EXERCISE DETAILS:
Each entry below must be repeated word for word.

DATASET RECORDS:
────────────────

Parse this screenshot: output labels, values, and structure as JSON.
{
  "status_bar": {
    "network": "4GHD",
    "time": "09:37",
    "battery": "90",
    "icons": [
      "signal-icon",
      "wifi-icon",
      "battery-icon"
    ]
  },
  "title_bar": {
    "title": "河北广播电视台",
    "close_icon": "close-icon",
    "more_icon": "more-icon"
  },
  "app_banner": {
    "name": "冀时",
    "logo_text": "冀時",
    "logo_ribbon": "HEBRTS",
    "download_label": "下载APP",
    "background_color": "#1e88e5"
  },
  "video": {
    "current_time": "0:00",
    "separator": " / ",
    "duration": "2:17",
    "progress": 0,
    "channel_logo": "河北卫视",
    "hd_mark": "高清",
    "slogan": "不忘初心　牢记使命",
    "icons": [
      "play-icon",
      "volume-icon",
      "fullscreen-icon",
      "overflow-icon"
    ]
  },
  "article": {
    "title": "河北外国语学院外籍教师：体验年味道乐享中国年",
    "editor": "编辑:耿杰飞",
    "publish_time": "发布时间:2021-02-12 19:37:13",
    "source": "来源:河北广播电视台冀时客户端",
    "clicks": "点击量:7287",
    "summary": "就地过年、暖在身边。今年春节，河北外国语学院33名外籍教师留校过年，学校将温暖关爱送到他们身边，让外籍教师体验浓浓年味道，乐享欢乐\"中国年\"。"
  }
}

────────────────

ANSWER TO THIS PROBLEM:
Parse this screenshot: output labels, values, and structure as JSON.
{
  "status_bar": {
    "network": "4GHD",
    "time": "09:37",
    "battery": "90",
    "icons": [
      "signal-icon",
      "wifi-icon",
      "battery-icon"
    ]
  },
  "title_bar": {
    "title": "河北广播电视台",
    "close_icon": "close-icon",
    "more_icon": "more-icon"
  },
  "app_banner": {
    "name": "冀时",
    "logo_text": "冀時",
    "logo_ribbon": "HEBRTS",
    "download_label": "下载APP",
    "background_color": "#1e88e5"
  },
  "video": {
    "current_time": "0:00",
    "separator": " / ",
    "duration": "2:17",
    "progress": 0,
    "channel_logo": "河北卫视",
    "hd_mark": "高清",
    "slogan": "不忘初心　牢记使命",
    "icons": [
      "play-icon",
      "volume-icon",
      "fullscreen-icon",
      "overflow-icon"
    ]
  },
  "article": {
    "title": "河北外国语学院外籍教师：体验年味道乐享中国年",
    "editor": "编辑:耿杰飞",
    "publish_time": "发布时间:2021-02-12 19:37:13",
    "source": "来源:河北广播电视台冀时客户端",
    "clicks": "点击量:7287",
    "summary": "就地过年、暖在身边。今年春节，河北外国语学院33名外籍教师留校过年，学校将温暖关爱送到他们身边，让外籍教师体验浓浓年味道，乐享欢乐\"中国年\"。"
  }
}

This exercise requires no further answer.